Information shown:
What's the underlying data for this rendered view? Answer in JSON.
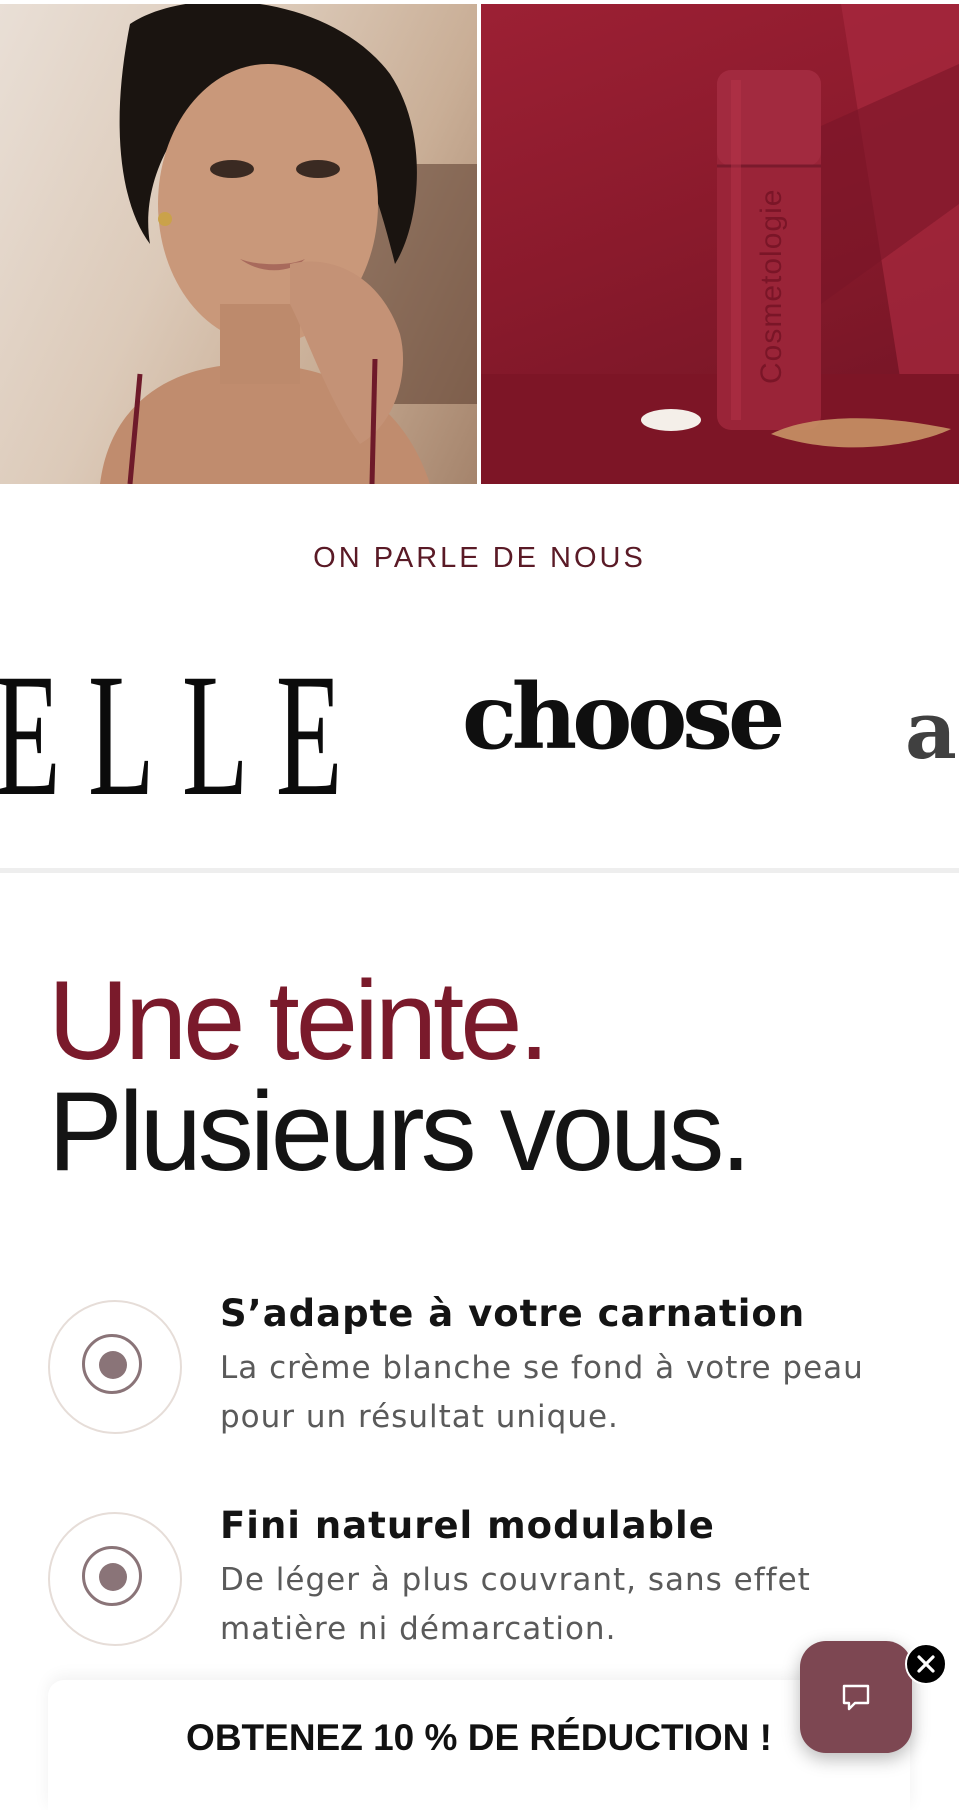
{
  "press": {
    "label": "ON PARLE DE NOUS",
    "logos": [
      "ELLE",
      "choose",
      "a"
    ]
  },
  "headline": {
    "line1": "Une teinte.",
    "line2": "Plusieurs vous."
  },
  "features": [
    {
      "title": "S’adapte à votre carnation",
      "description": "La crème blanche se fond à votre peau pour un résultat unique."
    },
    {
      "title": "Fini naturel modulable",
      "description": "De léger à plus couvrant, sans effet matière ni démarcation."
    }
  ],
  "product": {
    "brand_text": "Cosmetologie"
  },
  "promo": {
    "text": "OBTENEZ 10 % DE RÉDUCTION !"
  },
  "icons": {
    "chat": "chat-bubble-icon",
    "close": "close-icon"
  },
  "colors": {
    "accent": "#7a1a2b",
    "text": "#141414",
    "muted": "#5a5a5a",
    "chat_button": "#7d4752"
  }
}
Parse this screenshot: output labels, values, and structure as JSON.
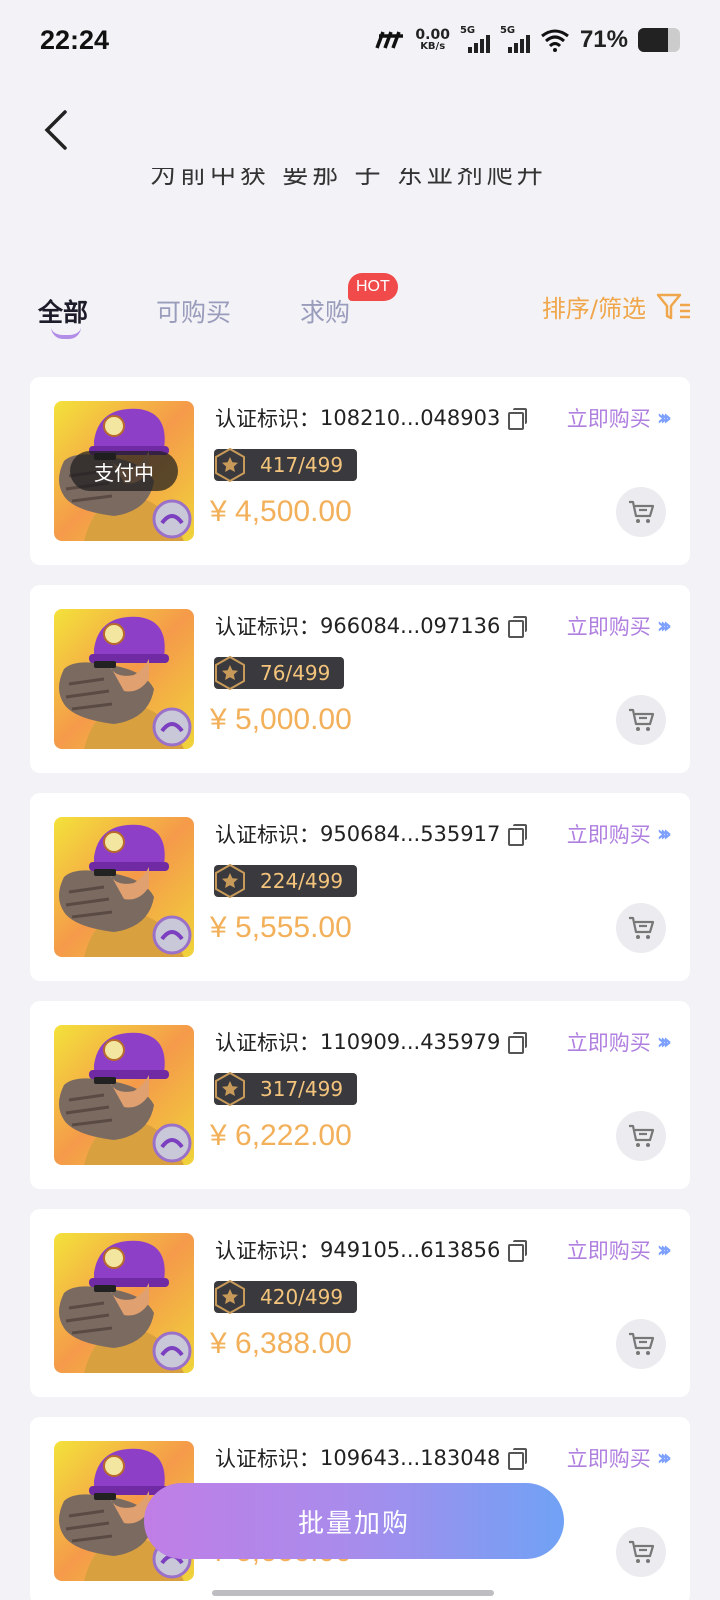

Challenge:
Do not include images; quote all of the entries above exactly.

Output of the exercise:
What's the underlying data for this rendered view? Answer in JSON.
{
  "press": {
    "label": "ON PARLE DE NOUS",
    "logos": [
      "ELLE",
      "choose",
      "a"
    ]
  },
  "headline": {
    "line1": "Une teinte.",
    "line2": "Plusieurs vous."
  },
  "features": [
    {
      "title": "S’adapte à votre carnation",
      "description": "La crème blanche se fond à votre peau pour un résultat unique."
    },
    {
      "title": "Fini naturel modulable",
      "description": "De léger à plus couvrant, sans effet matière ni démarcation."
    }
  ],
  "product": {
    "brand_text": "Cosmetologie"
  },
  "promo": {
    "text": "OBTENEZ 10 % DE RÉDUCTION !"
  },
  "icons": {
    "chat": "chat-bubble-icon",
    "close": "close-icon"
  },
  "colors": {
    "accent": "#7a1a2b",
    "text": "#141414",
    "muted": "#5a5a5a",
    "chat_button": "#7d4752"
  }
}
Parse this screenshot: output labels, values, and structure as JSON.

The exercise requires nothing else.